>> START
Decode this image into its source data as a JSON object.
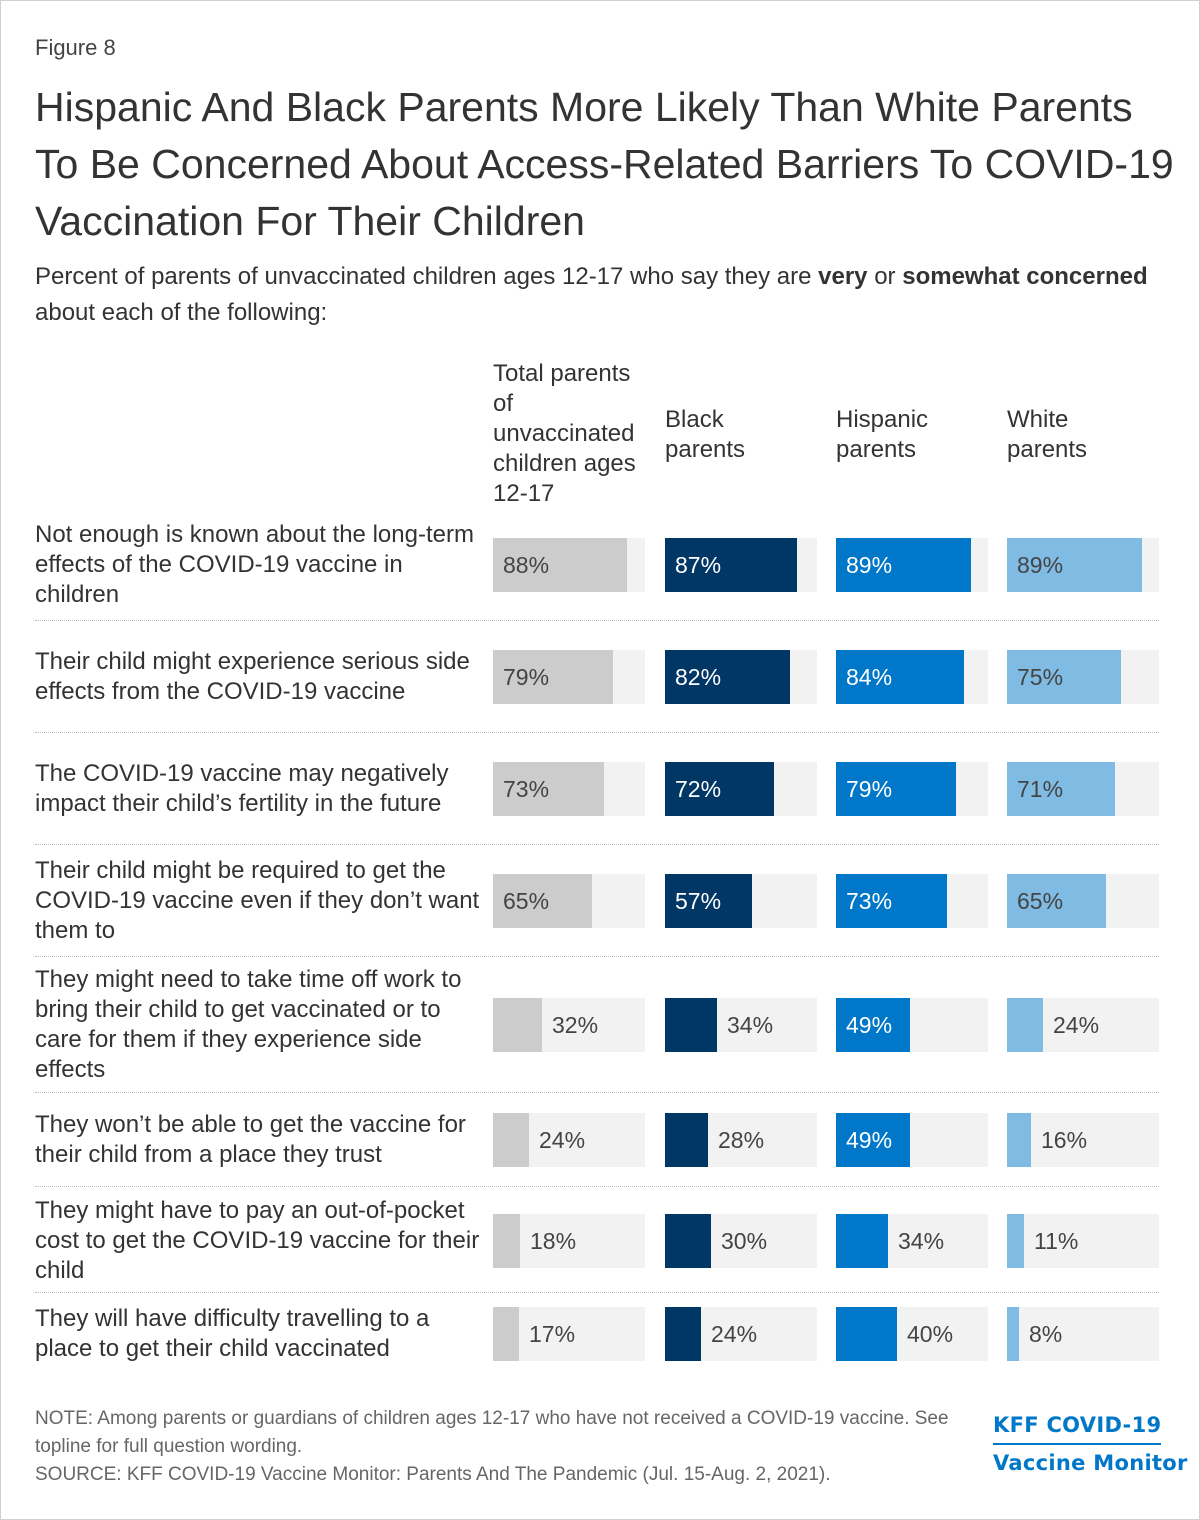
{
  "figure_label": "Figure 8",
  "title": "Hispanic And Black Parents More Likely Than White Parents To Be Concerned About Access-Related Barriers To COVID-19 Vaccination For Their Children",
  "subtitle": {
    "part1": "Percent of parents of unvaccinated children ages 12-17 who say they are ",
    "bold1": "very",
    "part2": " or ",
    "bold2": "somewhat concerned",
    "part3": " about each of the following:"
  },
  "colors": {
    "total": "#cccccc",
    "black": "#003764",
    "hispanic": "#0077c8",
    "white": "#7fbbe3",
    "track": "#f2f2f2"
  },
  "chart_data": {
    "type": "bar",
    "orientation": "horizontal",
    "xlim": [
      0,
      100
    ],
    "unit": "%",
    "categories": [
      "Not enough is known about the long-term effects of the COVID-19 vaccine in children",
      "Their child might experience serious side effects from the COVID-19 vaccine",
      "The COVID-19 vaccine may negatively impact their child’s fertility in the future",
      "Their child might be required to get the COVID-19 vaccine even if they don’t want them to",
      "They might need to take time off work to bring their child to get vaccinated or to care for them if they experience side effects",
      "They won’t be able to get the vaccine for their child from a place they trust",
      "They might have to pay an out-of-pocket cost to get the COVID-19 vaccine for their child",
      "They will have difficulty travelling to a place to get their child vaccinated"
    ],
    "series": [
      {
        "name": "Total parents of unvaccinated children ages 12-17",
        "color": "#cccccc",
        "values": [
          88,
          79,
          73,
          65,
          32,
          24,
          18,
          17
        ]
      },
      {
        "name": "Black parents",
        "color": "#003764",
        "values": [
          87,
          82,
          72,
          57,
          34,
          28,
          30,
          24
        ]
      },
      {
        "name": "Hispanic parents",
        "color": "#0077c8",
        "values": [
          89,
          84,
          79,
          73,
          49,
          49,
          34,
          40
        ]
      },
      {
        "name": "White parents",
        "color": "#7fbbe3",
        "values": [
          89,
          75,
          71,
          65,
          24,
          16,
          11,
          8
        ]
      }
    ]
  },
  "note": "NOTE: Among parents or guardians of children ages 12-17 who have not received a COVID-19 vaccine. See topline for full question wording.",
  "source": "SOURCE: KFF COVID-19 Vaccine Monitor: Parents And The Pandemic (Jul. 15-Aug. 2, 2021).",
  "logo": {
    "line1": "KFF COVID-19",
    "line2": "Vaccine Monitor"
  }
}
>> END
>> START
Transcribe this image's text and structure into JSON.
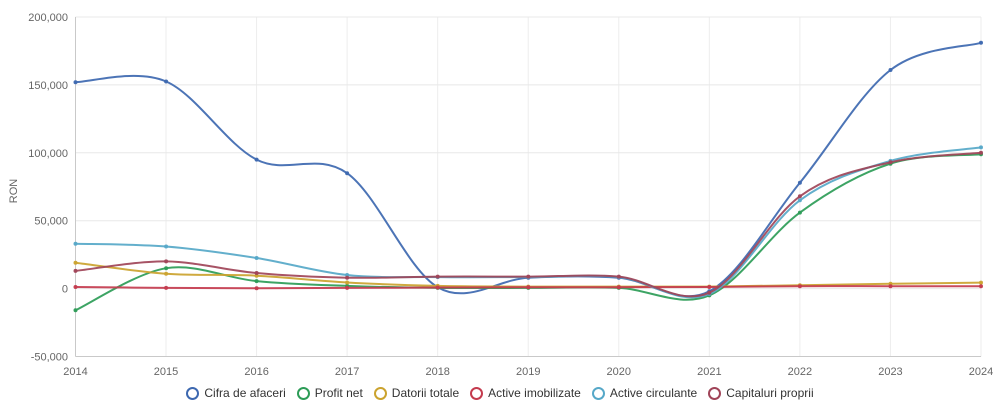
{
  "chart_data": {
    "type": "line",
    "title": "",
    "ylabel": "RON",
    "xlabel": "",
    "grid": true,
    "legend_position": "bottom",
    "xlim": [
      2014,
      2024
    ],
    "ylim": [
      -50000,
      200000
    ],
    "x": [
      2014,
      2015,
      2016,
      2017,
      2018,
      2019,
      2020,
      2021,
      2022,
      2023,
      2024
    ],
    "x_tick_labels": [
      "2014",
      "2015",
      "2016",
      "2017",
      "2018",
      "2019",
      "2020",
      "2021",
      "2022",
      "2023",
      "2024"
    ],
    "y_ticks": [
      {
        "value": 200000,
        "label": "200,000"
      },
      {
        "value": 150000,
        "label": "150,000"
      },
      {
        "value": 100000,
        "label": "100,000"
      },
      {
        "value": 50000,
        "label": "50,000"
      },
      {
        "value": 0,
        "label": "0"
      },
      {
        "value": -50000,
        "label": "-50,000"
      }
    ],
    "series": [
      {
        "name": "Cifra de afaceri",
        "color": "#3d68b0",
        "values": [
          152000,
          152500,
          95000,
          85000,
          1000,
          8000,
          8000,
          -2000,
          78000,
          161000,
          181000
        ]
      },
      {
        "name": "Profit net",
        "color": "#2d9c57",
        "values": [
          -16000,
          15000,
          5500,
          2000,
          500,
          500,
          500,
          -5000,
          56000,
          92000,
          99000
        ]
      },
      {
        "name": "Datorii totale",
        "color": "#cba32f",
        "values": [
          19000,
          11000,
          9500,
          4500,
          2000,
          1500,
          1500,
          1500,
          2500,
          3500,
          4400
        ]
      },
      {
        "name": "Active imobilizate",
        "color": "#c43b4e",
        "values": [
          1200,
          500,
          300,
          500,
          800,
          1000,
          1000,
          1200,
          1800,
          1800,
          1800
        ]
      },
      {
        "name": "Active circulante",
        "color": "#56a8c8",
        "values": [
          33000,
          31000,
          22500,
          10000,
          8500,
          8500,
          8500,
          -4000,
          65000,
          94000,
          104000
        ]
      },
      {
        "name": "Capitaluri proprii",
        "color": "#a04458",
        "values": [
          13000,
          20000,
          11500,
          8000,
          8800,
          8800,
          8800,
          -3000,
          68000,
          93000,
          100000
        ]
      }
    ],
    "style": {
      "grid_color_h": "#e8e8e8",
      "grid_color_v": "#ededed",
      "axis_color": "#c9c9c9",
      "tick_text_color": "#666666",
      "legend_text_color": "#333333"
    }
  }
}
>> END
* [Task requirements] From the entries above, copy out every line where the string "unvaccinated" appears.

* [Output for this exercise]
    "part1": "Percent of parents of unvaccinated children ages 12-17 who say they are ",
        "name": "Total parents of unvaccinated children ages 12-17",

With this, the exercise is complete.